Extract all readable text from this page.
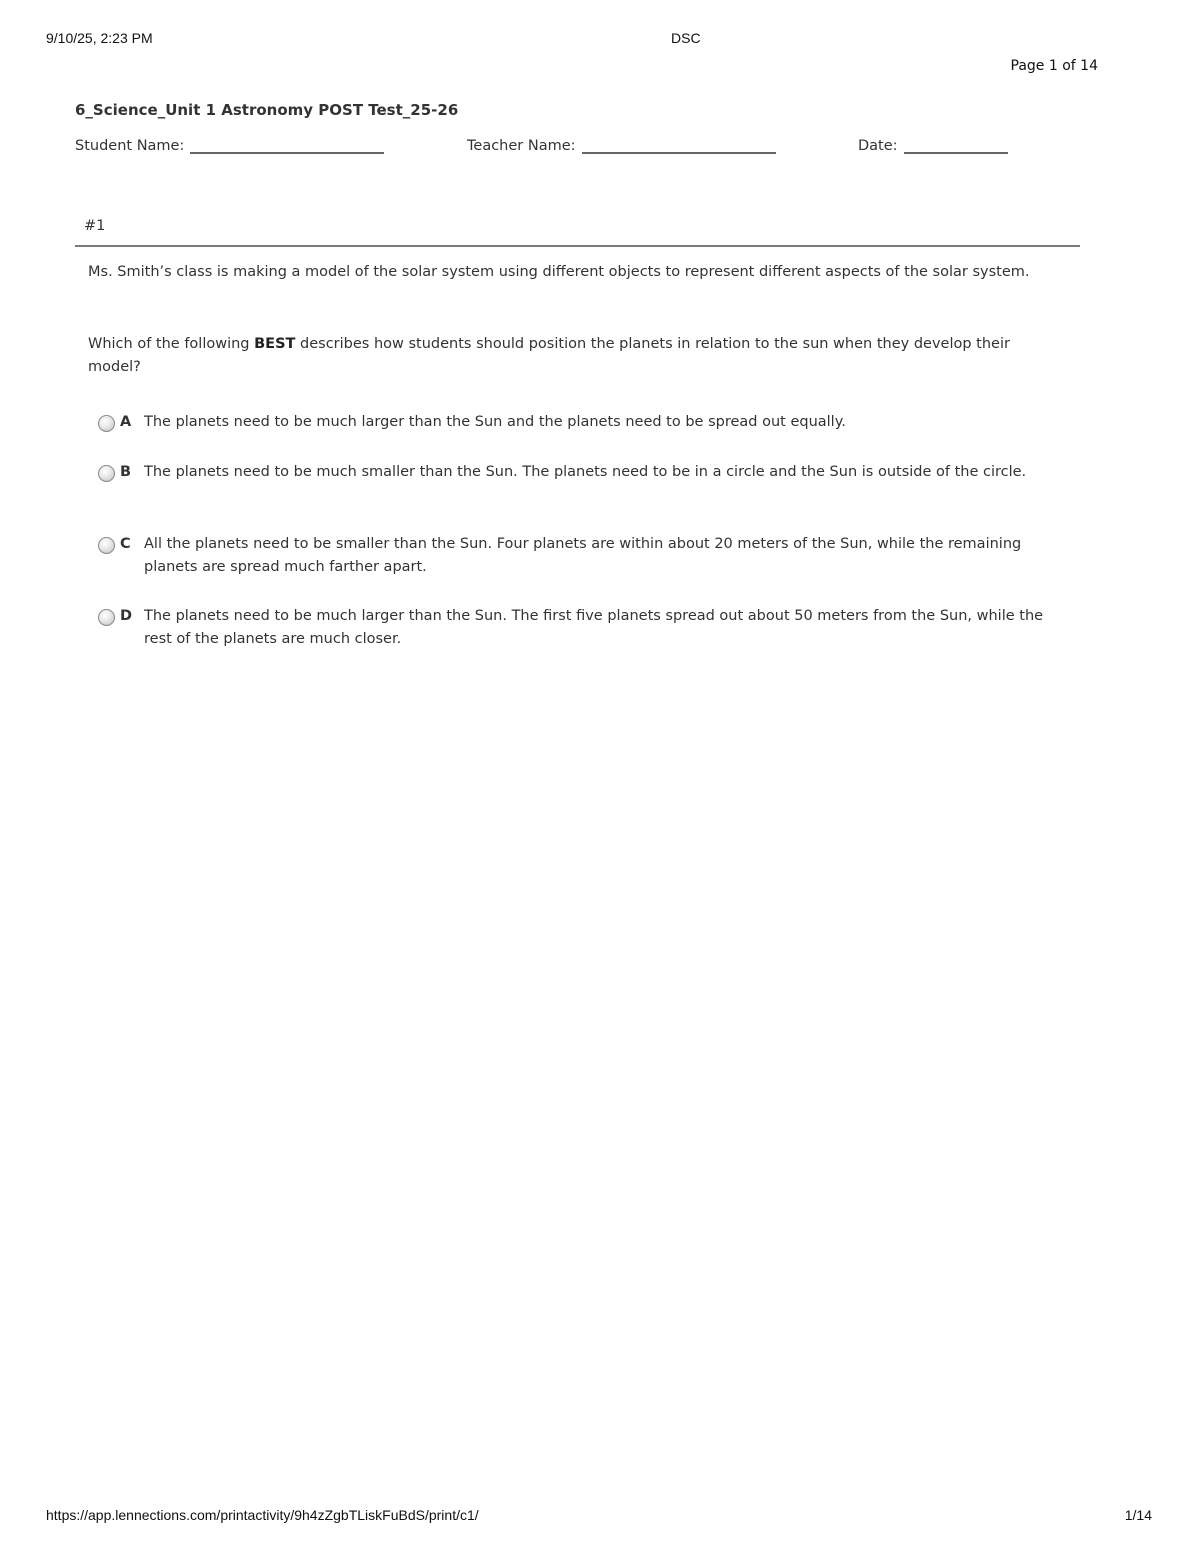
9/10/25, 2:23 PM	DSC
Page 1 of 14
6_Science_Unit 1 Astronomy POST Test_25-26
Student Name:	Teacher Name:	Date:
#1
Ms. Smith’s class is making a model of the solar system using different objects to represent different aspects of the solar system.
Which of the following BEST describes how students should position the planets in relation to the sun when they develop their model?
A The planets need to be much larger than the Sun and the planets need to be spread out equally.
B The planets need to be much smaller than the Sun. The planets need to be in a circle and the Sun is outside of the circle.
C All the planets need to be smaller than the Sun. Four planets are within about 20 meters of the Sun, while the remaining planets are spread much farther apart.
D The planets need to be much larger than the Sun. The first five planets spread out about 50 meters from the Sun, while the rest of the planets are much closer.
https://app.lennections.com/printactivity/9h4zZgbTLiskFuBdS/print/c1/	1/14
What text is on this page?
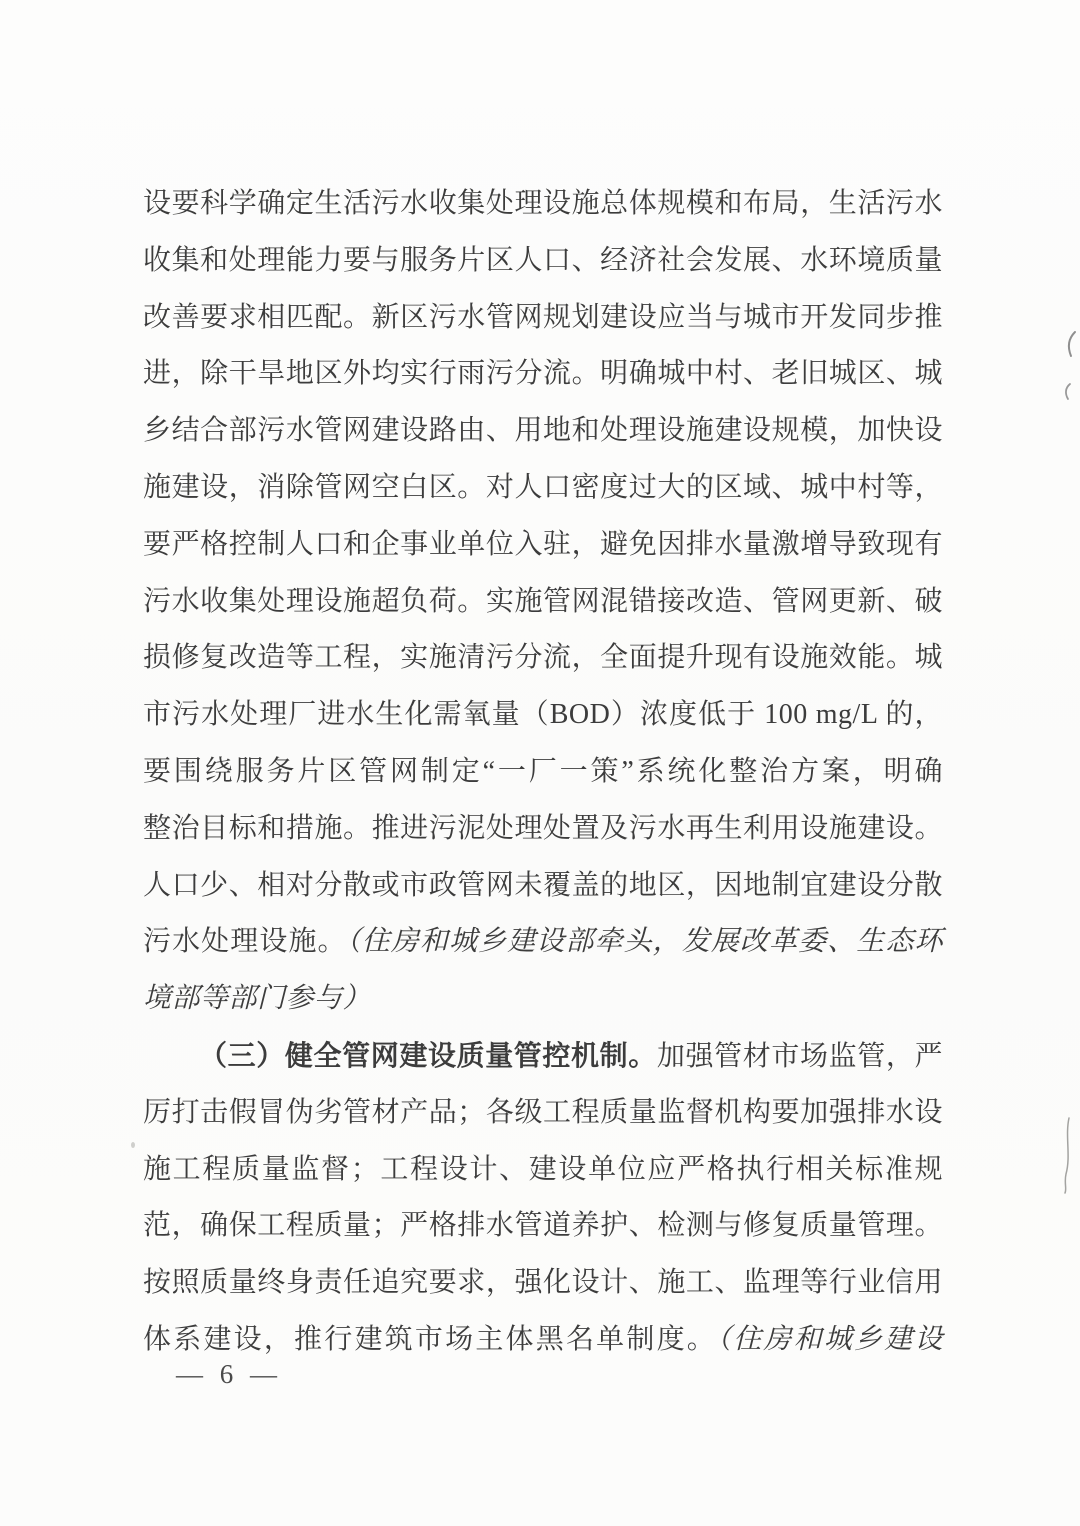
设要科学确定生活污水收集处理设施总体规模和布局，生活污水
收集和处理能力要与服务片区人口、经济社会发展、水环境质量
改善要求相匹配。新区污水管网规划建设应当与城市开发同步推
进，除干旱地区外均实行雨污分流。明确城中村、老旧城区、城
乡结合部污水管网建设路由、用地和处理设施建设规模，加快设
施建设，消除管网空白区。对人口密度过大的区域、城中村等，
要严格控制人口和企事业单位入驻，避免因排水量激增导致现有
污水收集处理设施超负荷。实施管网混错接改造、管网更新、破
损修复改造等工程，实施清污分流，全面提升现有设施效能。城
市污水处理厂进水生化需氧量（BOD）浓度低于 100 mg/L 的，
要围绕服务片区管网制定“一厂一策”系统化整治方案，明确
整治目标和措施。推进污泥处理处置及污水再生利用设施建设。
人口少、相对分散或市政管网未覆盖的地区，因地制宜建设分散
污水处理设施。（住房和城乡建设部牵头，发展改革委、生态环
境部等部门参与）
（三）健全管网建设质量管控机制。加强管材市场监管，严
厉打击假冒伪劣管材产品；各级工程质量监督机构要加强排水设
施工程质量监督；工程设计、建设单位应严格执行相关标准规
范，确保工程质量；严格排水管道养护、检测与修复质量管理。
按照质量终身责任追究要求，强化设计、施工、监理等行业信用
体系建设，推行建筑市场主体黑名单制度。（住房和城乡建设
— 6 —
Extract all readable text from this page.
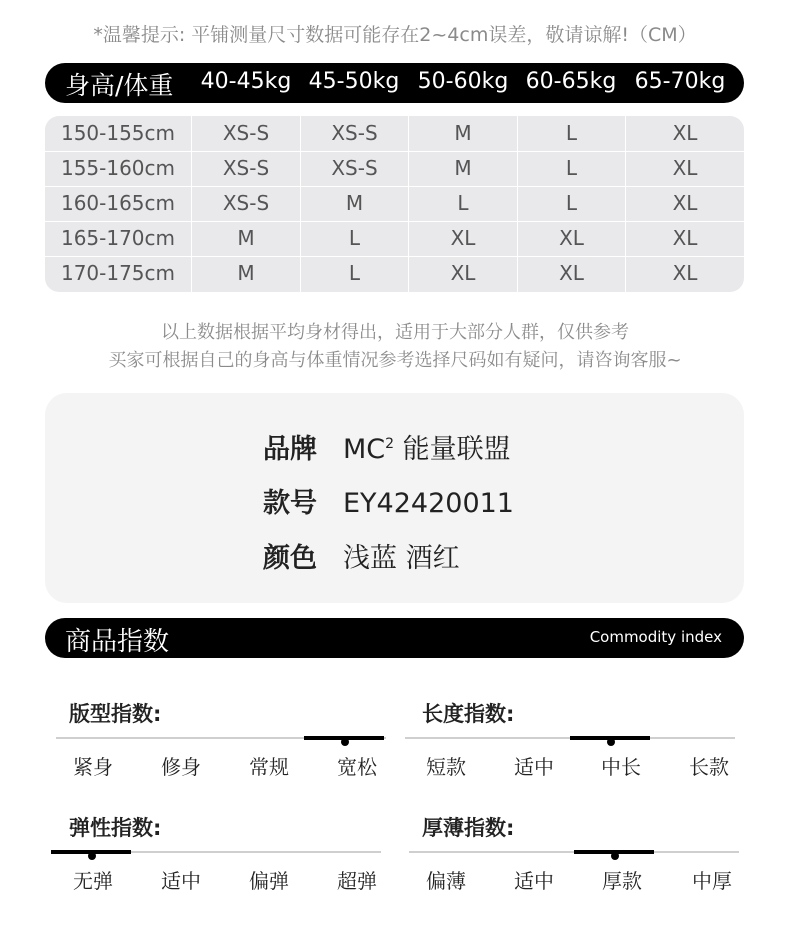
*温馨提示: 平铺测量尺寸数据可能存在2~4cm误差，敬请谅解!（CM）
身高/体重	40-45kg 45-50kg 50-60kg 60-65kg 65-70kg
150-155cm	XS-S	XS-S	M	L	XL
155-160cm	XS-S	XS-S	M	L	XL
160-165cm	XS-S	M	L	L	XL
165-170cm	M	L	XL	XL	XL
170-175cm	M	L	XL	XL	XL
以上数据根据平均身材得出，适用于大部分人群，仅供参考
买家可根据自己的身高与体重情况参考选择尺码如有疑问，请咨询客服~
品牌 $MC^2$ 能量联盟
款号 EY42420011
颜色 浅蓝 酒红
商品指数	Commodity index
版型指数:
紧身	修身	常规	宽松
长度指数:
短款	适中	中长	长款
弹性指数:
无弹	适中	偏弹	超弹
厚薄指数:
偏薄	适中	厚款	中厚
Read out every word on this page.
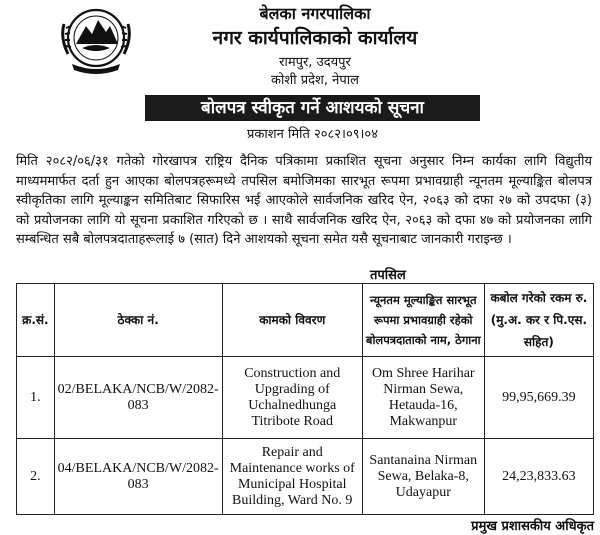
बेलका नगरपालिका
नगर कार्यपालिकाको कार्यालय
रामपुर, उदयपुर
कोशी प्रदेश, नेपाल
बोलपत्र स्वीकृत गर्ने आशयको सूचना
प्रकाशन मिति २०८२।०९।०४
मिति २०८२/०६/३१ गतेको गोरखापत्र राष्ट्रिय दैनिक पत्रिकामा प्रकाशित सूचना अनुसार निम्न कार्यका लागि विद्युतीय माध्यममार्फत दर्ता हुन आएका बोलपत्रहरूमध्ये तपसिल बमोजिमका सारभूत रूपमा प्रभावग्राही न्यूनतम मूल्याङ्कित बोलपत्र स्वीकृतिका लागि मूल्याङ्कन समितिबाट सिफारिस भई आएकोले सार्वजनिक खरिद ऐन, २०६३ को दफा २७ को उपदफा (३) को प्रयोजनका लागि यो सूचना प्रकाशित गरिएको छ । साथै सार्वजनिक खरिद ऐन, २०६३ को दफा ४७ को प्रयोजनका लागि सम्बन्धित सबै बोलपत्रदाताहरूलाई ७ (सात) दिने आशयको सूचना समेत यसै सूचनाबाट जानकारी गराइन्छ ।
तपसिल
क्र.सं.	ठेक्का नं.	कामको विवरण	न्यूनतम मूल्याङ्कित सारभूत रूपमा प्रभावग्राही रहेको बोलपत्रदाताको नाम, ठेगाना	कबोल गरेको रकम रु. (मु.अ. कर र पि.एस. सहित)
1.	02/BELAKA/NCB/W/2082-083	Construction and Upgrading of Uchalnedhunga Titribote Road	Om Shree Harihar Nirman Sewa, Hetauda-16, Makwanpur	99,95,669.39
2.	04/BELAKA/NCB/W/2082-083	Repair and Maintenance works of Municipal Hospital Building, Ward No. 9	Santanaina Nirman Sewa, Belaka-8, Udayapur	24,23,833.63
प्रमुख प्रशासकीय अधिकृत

▬▬▬▬▬▬

Stated task>
Find the word "BELAKA" in the records and pull out each line that has it.

Exercise output>
1.	02/BELAKA/NCB/W/2082-083	Construction and Upgrading of Uchalnedhunga Titribote Road	Om Shree Harihar Nirman Sewa, Hetauda-16, Makwanpur	99,95,669.39
2.	04/BELAKA/NCB/W/2082-083	Repair and Maintenance works of Municipal Hospital Building, Ward No. 9	Santanaina Nirman Sewa, Belaka-8, Udayapur	24,23,833.63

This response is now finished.